Dataset items:
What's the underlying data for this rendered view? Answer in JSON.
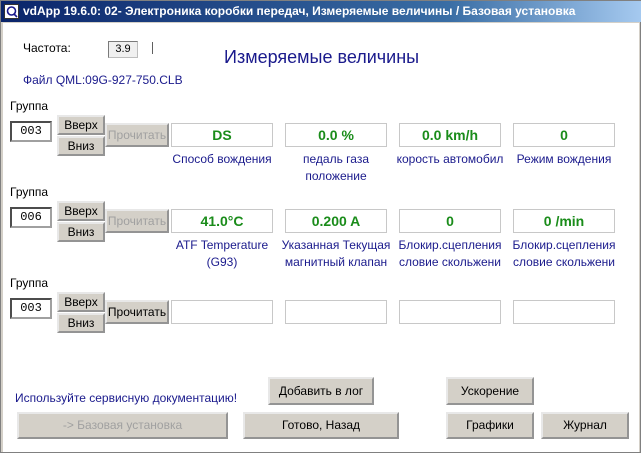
{
  "window": {
    "title": "vdApp 19.6.0: 02- Электроника коробки передач,  Измеряемые величины / Базовая установка"
  },
  "header": {
    "frequency_label": "Частота:",
    "frequency_value": "3.9",
    "file_label": "Файл QML:09G-927-750.CLB",
    "heading": "Измеряемые величины"
  },
  "group_label": "Группа",
  "buttons": {
    "up": "Вверх",
    "down": "Вниз",
    "read": "Прочитать"
  },
  "groups": [
    {
      "number": "003",
      "read_enabled": false,
      "values": [
        "DS",
        "0.0 %",
        "0.0 km/h",
        "0"
      ],
      "labels": [
        [
          "Способ вождения"
        ],
        [
          "педаль газа",
          "положение"
        ],
        [
          "корость автомобил"
        ],
        [
          "Режим вождения"
        ]
      ]
    },
    {
      "number": "006",
      "read_enabled": false,
      "values": [
        "41.0°C",
        "0.200 A",
        "0",
        "0 /min"
      ],
      "labels": [
        [
          "ATF Temperature",
          "(G93)"
        ],
        [
          "Указанная Текущая",
          "магнитный клапан"
        ],
        [
          "Блокир.сцепления",
          "словие скольжени"
        ],
        [
          "Блокир.сцепления",
          "словие скольжени"
        ]
      ]
    },
    {
      "number": "003",
      "read_enabled": true,
      "values": [
        "",
        "",
        "",
        ""
      ],
      "labels": [
        [],
        [],
        [],
        []
      ]
    }
  ],
  "footer": {
    "service_doc_text": "Используйте сервисную документацию!",
    "add_to_log": "Добавить в лог",
    "acceleration": "Ускорение",
    "basic_setting": "-> Базовая установка",
    "done_back": "Готово, Назад",
    "graphs": "Графики",
    "journal": "Журнал"
  },
  "colors": {
    "title_bar": "#0a246a",
    "value_text": "#1a8c1a",
    "label_text": "#1a1a8c",
    "disabled_text": "#a0a0a0"
  }
}
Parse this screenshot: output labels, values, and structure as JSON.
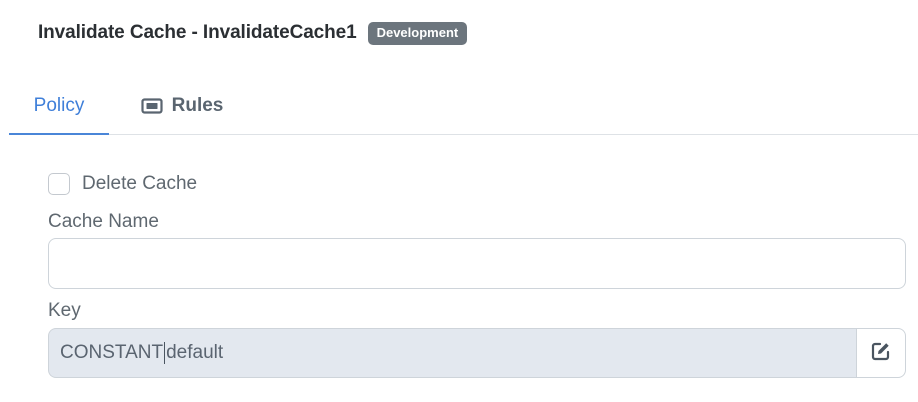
{
  "header": {
    "title": "Invalidate Cache - InvalidateCache1",
    "badge": "Development"
  },
  "tabs": [
    {
      "label": "Policy",
      "active": true
    },
    {
      "label": "Rules",
      "icon": "ticket-icon",
      "active": false
    }
  ],
  "form": {
    "delete_cache": {
      "label": "Delete Cache",
      "checked": false
    },
    "cache_name": {
      "label": "Cache Name",
      "value": ""
    },
    "key": {
      "label": "Key",
      "value_before_cursor": "CONSTANT",
      "value_after_cursor": "default",
      "edit_icon": "edit-icon"
    }
  },
  "colors": {
    "accent": "#3f7fd9",
    "badge_bg": "#6c757d",
    "readonly_bg": "#e3e8ef"
  }
}
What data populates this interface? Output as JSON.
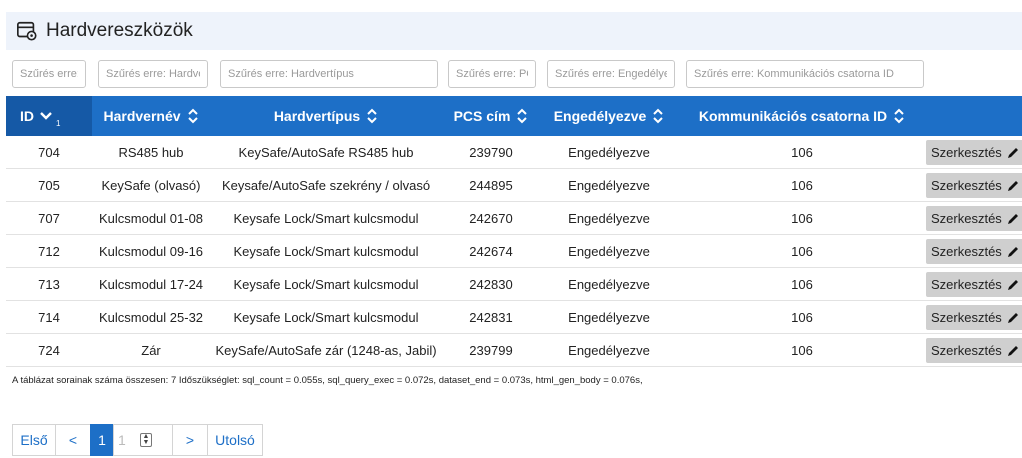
{
  "page": {
    "title": "Hardvereszközök",
    "title_icon": "device-gear-icon"
  },
  "filters": [
    {
      "placeholder": "Szűrés erre: ID"
    },
    {
      "placeholder": "Szűrés erre: Hardvernév"
    },
    {
      "placeholder": "Szűrés erre: Hardvertípus"
    },
    {
      "placeholder": "Szűrés erre: PCS cím"
    },
    {
      "placeholder": "Szűrés erre: Engedélyezve"
    },
    {
      "placeholder": "Szűrés erre: Kommunikációs csatorna ID"
    }
  ],
  "table": {
    "columns": [
      {
        "label": "ID",
        "sort": "desc",
        "sort_order": "1"
      },
      {
        "label": "Hardvernév",
        "sort": "both"
      },
      {
        "label": "Hardvertípus",
        "sort": "both"
      },
      {
        "label": "PCS cím",
        "sort": "both"
      },
      {
        "label": "Engedélyezve",
        "sort": "both"
      },
      {
        "label": "Kommunikációs csatorna ID",
        "sort": "both"
      }
    ],
    "rows": [
      {
        "id": "704",
        "name": "RS485 hub",
        "type": "KeySafe/AutoSafe RS485 hub",
        "pcs": "239790",
        "enabled": "Engedélyezve",
        "channel": "106",
        "edit": "Szerkesztés"
      },
      {
        "id": "705",
        "name": "KeySafe (olvasó)",
        "type": "Keysafe/AutoSafe szekrény / olvasó",
        "pcs": "244895",
        "enabled": "Engedélyezve",
        "channel": "106",
        "edit": "Szerkesztés"
      },
      {
        "id": "707",
        "name": "Kulcsmodul 01-08",
        "type": "Keysafe Lock/Smart kulcsmodul",
        "pcs": "242670",
        "enabled": "Engedélyezve",
        "channel": "106",
        "edit": "Szerkesztés"
      },
      {
        "id": "712",
        "name": "Kulcsmodul 09-16",
        "type": "Keysafe Lock/Smart kulcsmodul",
        "pcs": "242674",
        "enabled": "Engedélyezve",
        "channel": "106",
        "edit": "Szerkesztés"
      },
      {
        "id": "713",
        "name": "Kulcsmodul 17-24",
        "type": "Keysafe Lock/Smart kulcsmodul",
        "pcs": "242830",
        "enabled": "Engedélyezve",
        "channel": "106",
        "edit": "Szerkesztés"
      },
      {
        "id": "714",
        "name": "Kulcsmodul 25-32",
        "type": "Keysafe Lock/Smart kulcsmodul",
        "pcs": "242831",
        "enabled": "Engedélyezve",
        "channel": "106",
        "edit": "Szerkesztés"
      },
      {
        "id": "724",
        "name": "Zár",
        "type": "KeySafe/AutoSafe zár (1248-as, Jabil)",
        "pcs": "239799",
        "enabled": "Engedélyezve",
        "channel": "106",
        "edit": "Szerkesztés"
      }
    ]
  },
  "stats": "A táblázat sorainak száma összesen: 7  Időszükséglet: sql_count = 0.055s, sql_query_exec = 0.072s, dataset_end = 0.073s, html_gen_body = 0.076s,",
  "pager": {
    "first": "Első",
    "prev": "<",
    "current": "1",
    "page_input": "1",
    "next": ">",
    "last": "Utolsó"
  },
  "colors": {
    "header_bg": "#1d6fc7",
    "header_sorted_bg": "#1559a6",
    "title_bg": "#eef3fb",
    "edit_button_bg": "#cfcfcf"
  }
}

→ **The request**
Output, exactly, all the records above; include no pictures.

→ **Solved problem**
What's the underlying data for this rendered view? Answer in JSON.
{
  "window": {
    "title": "vdApp 19.6.0: 02- Электроника коробки передач,  Измеряемые величины / Базовая установка"
  },
  "header": {
    "frequency_label": "Частота:",
    "frequency_value": "3.9",
    "file_label": "Файл QML:09G-927-750.CLB",
    "heading": "Измеряемые величины"
  },
  "group_label": "Группа",
  "buttons": {
    "up": "Вверх",
    "down": "Вниз",
    "read": "Прочитать"
  },
  "groups": [
    {
      "number": "003",
      "read_enabled": false,
      "values": [
        "DS",
        "0.0 %",
        "0.0 km/h",
        "0"
      ],
      "labels": [
        [
          "Способ вождения"
        ],
        [
          "педаль газа",
          "положение"
        ],
        [
          "корость автомобил"
        ],
        [
          "Режим вождения"
        ]
      ]
    },
    {
      "number": "006",
      "read_enabled": false,
      "values": [
        "41.0°C",
        "0.200 A",
        "0",
        "0 /min"
      ],
      "labels": [
        [
          "ATF Temperature",
          "(G93)"
        ],
        [
          "Указанная Текущая",
          "магнитный клапан"
        ],
        [
          "Блокир.сцепления",
          "словие скольжени"
        ],
        [
          "Блокир.сцепления",
          "словие скольжени"
        ]
      ]
    },
    {
      "number": "003",
      "read_enabled": true,
      "values": [
        "",
        "",
        "",
        ""
      ],
      "labels": [
        [],
        [],
        [],
        []
      ]
    }
  ],
  "footer": {
    "service_doc_text": "Используйте сервисную документацию!",
    "add_to_log": "Добавить в лог",
    "acceleration": "Ускорение",
    "basic_setting": "-> Базовая установка",
    "done_back": "Готово, Назад",
    "graphs": "Графики",
    "journal": "Журнал"
  },
  "colors": {
    "title_bar": "#0a246a",
    "value_text": "#1a8c1a",
    "label_text": "#1a1a8c",
    "disabled_text": "#a0a0a0"
  }
}
Parse this screenshot: output labels, values, and structure as JSON.
{
  "header": {
    "title": "Invalidate Cache - InvalidateCache1",
    "badge": "Development"
  },
  "tabs": [
    {
      "label": "Policy",
      "active": true
    },
    {
      "label": "Rules",
      "icon": "ticket-icon",
      "active": false
    }
  ],
  "form": {
    "delete_cache": {
      "label": "Delete Cache",
      "checked": false
    },
    "cache_name": {
      "label": "Cache Name",
      "value": ""
    },
    "key": {
      "label": "Key",
      "value_before_cursor": "CONSTANT",
      "value_after_cursor": "default",
      "edit_icon": "edit-icon"
    }
  },
  "colors": {
    "accent": "#3f7fd9",
    "badge_bg": "#6c757d",
    "readonly_bg": "#e3e8ef"
  }
}
What data populates this interface? Output as JSON.
{
  "page": {
    "title": "Hardvereszközök",
    "title_icon": "device-gear-icon"
  },
  "filters": [
    {
      "placeholder": "Szűrés erre: ID"
    },
    {
      "placeholder": "Szűrés erre: Hardvernév"
    },
    {
      "placeholder": "Szűrés erre: Hardvertípus"
    },
    {
      "placeholder": "Szűrés erre: PCS cím"
    },
    {
      "placeholder": "Szűrés erre: Engedélyezve"
    },
    {
      "placeholder": "Szűrés erre: Kommunikációs csatorna ID"
    }
  ],
  "table": {
    "columns": [
      {
        "label": "ID",
        "sort": "desc",
        "sort_order": "1"
      },
      {
        "label": "Hardvernév",
        "sort": "both"
      },
      {
        "label": "Hardvertípus",
        "sort": "both"
      },
      {
        "label": "PCS cím",
        "sort": "both"
      },
      {
        "label": "Engedélyezve",
        "sort": "both"
      },
      {
        "label": "Kommunikációs csatorna ID",
        "sort": "both"
      }
    ],
    "rows": [
      {
        "id": "704",
        "name": "RS485 hub",
        "type": "KeySafe/AutoSafe RS485 hub",
        "pcs": "239790",
        "enabled": "Engedélyezve",
        "channel": "106",
        "edit": "Szerkesztés"
      },
      {
        "id": "705",
        "name": "KeySafe (olvasó)",
        "type": "Keysafe/AutoSafe szekrény / olvasó",
        "pcs": "244895",
        "enabled": "Engedélyezve",
        "channel": "106",
        "edit": "Szerkesztés"
      },
      {
        "id": "707",
        "name": "Kulcsmodul 01-08",
        "type": "Keysafe Lock/Smart kulcsmodul",
        "pcs": "242670",
        "enabled": "Engedélyezve",
        "channel": "106",
        "edit": "Szerkesztés"
      },
      {
        "id": "712",
        "name": "Kulcsmodul 09-16",
        "type": "Keysafe Lock/Smart kulcsmodul",
        "pcs": "242674",
        "enabled": "Engedélyezve",
        "channel": "106",
        "edit": "Szerkesztés"
      },
      {
        "id": "713",
        "name": "Kulcsmodul 17-24",
        "type": "Keysafe Lock/Smart kulcsmodul",
        "pcs": "242830",
        "enabled": "Engedélyezve",
        "channel": "106",
        "edit": "Szerkesztés"
      },
      {
        "id": "714",
        "name": "Kulcsmodul 25-32",
        "type": "Keysafe Lock/Smart kulcsmodul",
        "pcs": "242831",
        "enabled": "Engedélyezve",
        "channel": "106",
        "edit": "Szerkesztés"
      },
      {
        "id": "724",
        "name": "Zár",
        "type": "KeySafe/AutoSafe zár (1248-as, Jabil)",
        "pcs": "239799",
        "enabled": "Engedélyezve",
        "channel": "106",
        "edit": "Szerkesztés"
      }
    ]
  },
  "stats": "A táblázat sorainak száma összesen: 7  Időszükséglet: sql_count = 0.055s, sql_query_exec = 0.072s, dataset_end = 0.073s, html_gen_body = 0.076s,",
  "pager": {
    "first": "Első",
    "prev": "<",
    "current": "1",
    "page_input": "1",
    "next": ">",
    "last": "Utolsó"
  },
  "colors": {
    "header_bg": "#1d6fc7",
    "header_sorted_bg": "#1559a6",
    "title_bg": "#eef3fb",
    "edit_button_bg": "#cfcfcf"
  }
}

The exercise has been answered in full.